Problem to work on = Say how many lines contain "close"; the answer is the number alone.

┄┄┄┄┄┄

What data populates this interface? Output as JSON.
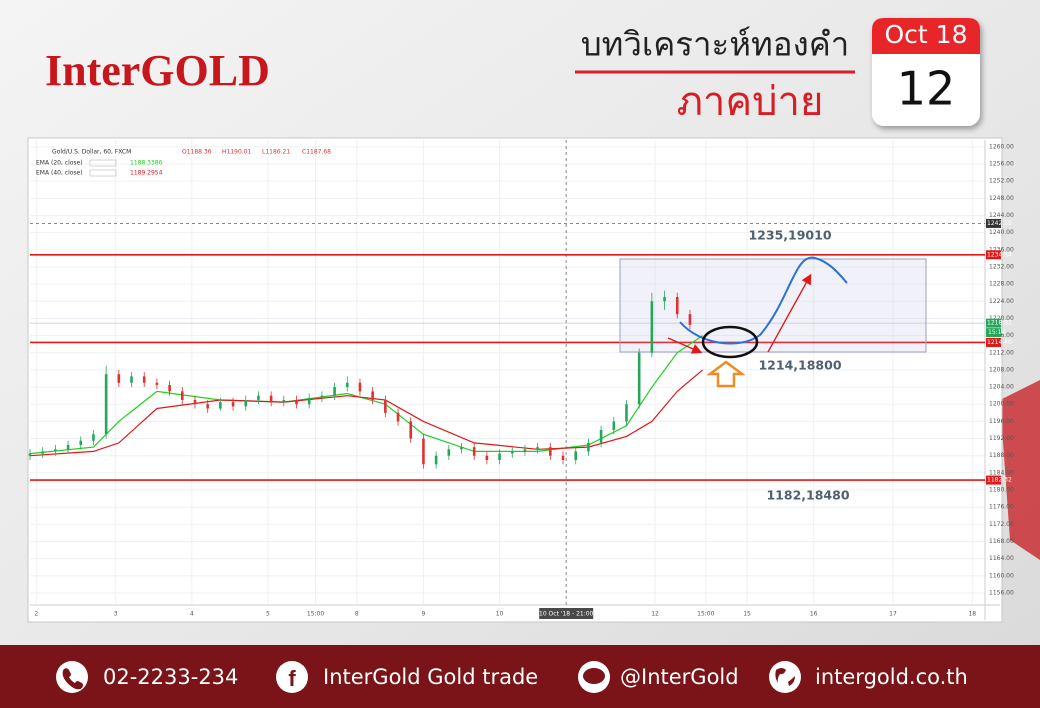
{
  "header": {
    "logo": "InterGOLD",
    "title": "บทวิเคราะห์ทองคำ",
    "subtitle": "ภาคบ่าย",
    "date_month": "Oct 18",
    "date_day": "12"
  },
  "chart_data": {
    "type": "candlestick",
    "title": "Gold/U.S. Dollar, 60, FXCM",
    "ohlc_labels": [
      "O1188.36",
      "H1190.01",
      "L1186.21",
      "C1187.68"
    ],
    "up_color": "#26a65b",
    "down_color": "#e03131",
    "x": [
      0,
      4,
      8,
      12,
      16,
      20,
      24,
      28,
      32,
      36,
      40,
      44,
      48,
      52,
      56,
      60,
      64,
      68,
      72,
      76,
      80,
      84,
      88,
      92,
      96,
      100,
      104,
      108,
      112,
      116,
      120,
      124,
      128,
      132,
      136,
      140,
      144,
      148,
      152,
      156,
      160,
      164,
      168,
      172,
      176,
      180,
      184,
      188,
      192,
      196,
      200,
      204,
      208
    ],
    "open": [
      1188,
      1188.5,
      1189,
      1189.5,
      1190.5,
      1191.5,
      1193,
      1207,
      1205,
      1206.5,
      1205,
      1204.5,
      1203,
      1201,
      1200,
      1199,
      1200.5,
      1199.5,
      1201,
      1202,
      1200.5,
      1201,
      1200,
      1201.5,
      1202,
      1204,
      1205,
      1203,
      1201,
      1198,
      1196,
      1192,
      1186,
      1188,
      1189.5,
      1190,
      1188,
      1187,
      1188.5,
      1189,
      1189.5,
      1190,
      1188,
      1187,
      1189,
      1191,
      1194,
      1196,
      1200,
      1212,
      1224,
      1225,
      1221
    ],
    "high": [
      1189.5,
      1190,
      1190.5,
      1191.5,
      1192.5,
      1194,
      1209,
      1208,
      1207.5,
      1207.5,
      1206,
      1205.5,
      1204,
      1202,
      1201,
      1201.5,
      1201.5,
      1202,
      1203,
      1203,
      1202,
      1202,
      1202.5,
      1203,
      1205,
      1206.5,
      1206,
      1204,
      1202,
      1199,
      1197,
      1193,
      1189,
      1190.5,
      1191,
      1191,
      1189,
      1189.5,
      1190,
      1190.5,
      1191,
      1191,
      1189,
      1190,
      1192,
      1195,
      1197,
      1201,
      1213,
      1226,
      1226.5,
      1226,
      1222
    ],
    "low": [
      1187,
      1187.5,
      1188,
      1188.5,
      1189.5,
      1190.5,
      1192,
      1204,
      1204,
      1204,
      1203.5,
      1202,
      1200,
      1199,
      1198,
      1198.5,
      1198.5,
      1198.5,
      1200,
      1199.5,
      1199.5,
      1199,
      1199,
      1200.5,
      1201,
      1203,
      1202,
      1200,
      1197,
      1195,
      1191,
      1185,
      1185,
      1187,
      1188.5,
      1187,
      1186,
      1186,
      1187.5,
      1188,
      1188.5,
      1187,
      1186,
      1186,
      1188,
      1190,
      1193,
      1195,
      1199,
      1211,
      1222,
      1220,
      1217.5
    ],
    "close": [
      1188.5,
      1189,
      1189.5,
      1190.5,
      1191.5,
      1193,
      1207,
      1205,
      1206.5,
      1205,
      1204.5,
      1203,
      1201,
      1200,
      1199,
      1200.5,
      1199.5,
      1201,
      1202,
      1200.5,
      1201,
      1200,
      1201.5,
      1202,
      1204,
      1205,
      1203,
      1201,
      1198,
      1196,
      1192,
      1186,
      1188,
      1189.5,
      1190,
      1188,
      1187,
      1188.5,
      1189,
      1189.5,
      1190,
      1188,
      1187,
      1189,
      1191,
      1194,
      1196,
      1200,
      1212,
      1224,
      1225,
      1221,
      1218.5
    ],
    "series": [
      {
        "name": "EMA (20, close)",
        "value_label": "1188.3386",
        "color": "#1fd11f",
        "x": [
          0,
          20,
          28,
          40,
          60,
          80,
          100,
          112,
          124,
          140,
          160,
          176,
          188,
          196,
          204,
          212
        ],
        "values": [
          1188.5,
          1190,
          1196,
          1203,
          1201,
          1200.5,
          1202.5,
          1200,
          1193,
          1189,
          1189,
          1190.5,
          1195,
          1204,
          1212,
          1216
        ]
      },
      {
        "name": "EMA (40, close)",
        "value_label": "1189.2954",
        "color": "#e01818",
        "x": [
          0,
          20,
          28,
          40,
          60,
          80,
          100,
          112,
          124,
          140,
          160,
          176,
          188,
          196,
          204,
          212
        ],
        "values": [
          1188,
          1189,
          1191,
          1199,
          1201,
          1200.5,
          1202,
          1201,
          1196,
          1191,
          1189.5,
          1190,
          1192.5,
          1196,
          1203,
          1208
        ]
      }
    ],
    "levels": [
      {
        "value": 1242.15,
        "label": "1242.15",
        "color": "#333333",
        "style": "dashed"
      },
      {
        "value": 1234.84,
        "label": "1234.84",
        "color": "#e01818",
        "style": "solid"
      },
      {
        "value": 1218.91,
        "label": "1218.91",
        "color": "#26a65b",
        "style": "faint"
      },
      {
        "value": 1214.4,
        "label": "1214.40",
        "color": "#e01818",
        "style": "solid"
      },
      {
        "value": 1182.32,
        "label": "1182.32",
        "color": "#e01818",
        "style": "solid"
      }
    ],
    "countdown": "15:14",
    "crosshair": {
      "value": 169,
      "label": "10 Oct '18 - 21:00"
    },
    "annotations": [
      "1235,19010",
      "1214,18800",
      "1182,18480"
    ],
    "xlim": [
      0,
      301
    ],
    "ylim": [
      1153.2,
      1261.6
    ],
    "xticks": [
      {
        "value": 2,
        "label": "2"
      },
      {
        "value": 27,
        "label": "3"
      },
      {
        "value": 51,
        "label": "4"
      },
      {
        "value": 75,
        "label": "5"
      },
      {
        "value": 90,
        "label": "15:00"
      },
      {
        "value": 103,
        "label": "8"
      },
      {
        "value": 124,
        "label": "9"
      },
      {
        "value": 148,
        "label": "10"
      },
      {
        "value": 197,
        "label": "12"
      },
      {
        "value": 213,
        "label": "15:00"
      },
      {
        "value": 226,
        "label": "15"
      },
      {
        "value": 247,
        "label": "16"
      },
      {
        "value": 272,
        "label": "17"
      },
      {
        "value": 297,
        "label": "18"
      }
    ],
    "yticks": [
      {
        "value": 1156,
        "label": "1156.00"
      },
      {
        "value": 1160,
        "label": "1160.00"
      },
      {
        "value": 1164,
        "label": "1164.00"
      },
      {
        "value": 1168,
        "label": "1168.00"
      },
      {
        "value": 1172,
        "label": "1172.00"
      },
      {
        "value": 1176,
        "label": "1176.00"
      },
      {
        "value": 1180,
        "label": "1180.00"
      },
      {
        "value": 1184,
        "label": "1184.00"
      },
      {
        "value": 1188,
        "label": "1188.00"
      },
      {
        "value": 1192,
        "label": "1192.00"
      },
      {
        "value": 1196,
        "label": "1196.00"
      },
      {
        "value": 1200,
        "label": "1200.00"
      },
      {
        "value": 1204,
        "label": "1204.00"
      },
      {
        "value": 1208,
        "label": "1208.00"
      },
      {
        "value": 1212,
        "label": "1212.00"
      },
      {
        "value": 1216,
        "label": "1216.00"
      },
      {
        "value": 1220,
        "label": "1220.00"
      },
      {
        "value": 1224,
        "label": "1224.00"
      },
      {
        "value": 1228,
        "label": "1228.00"
      },
      {
        "value": 1232,
        "label": "1232.00"
      },
      {
        "value": 1236,
        "label": "1236.00"
      },
      {
        "value": 1240,
        "label": "1240.00"
      },
      {
        "value": 1244,
        "label": "1244.00"
      },
      {
        "value": 1248,
        "label": "1248.00"
      },
      {
        "value": 1252,
        "label": "1252.00"
      },
      {
        "value": 1256,
        "label": "1256.00"
      },
      {
        "value": 1260,
        "label": "1260.00"
      }
    ],
    "grid": true
  },
  "footer": {
    "phone": "02-2233-234",
    "facebook": "InterGold Gold trade",
    "line": "@InterGold",
    "website": "intergold.co.th"
  }
}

┄┄┄┄┄┄

Result of the exercise = 3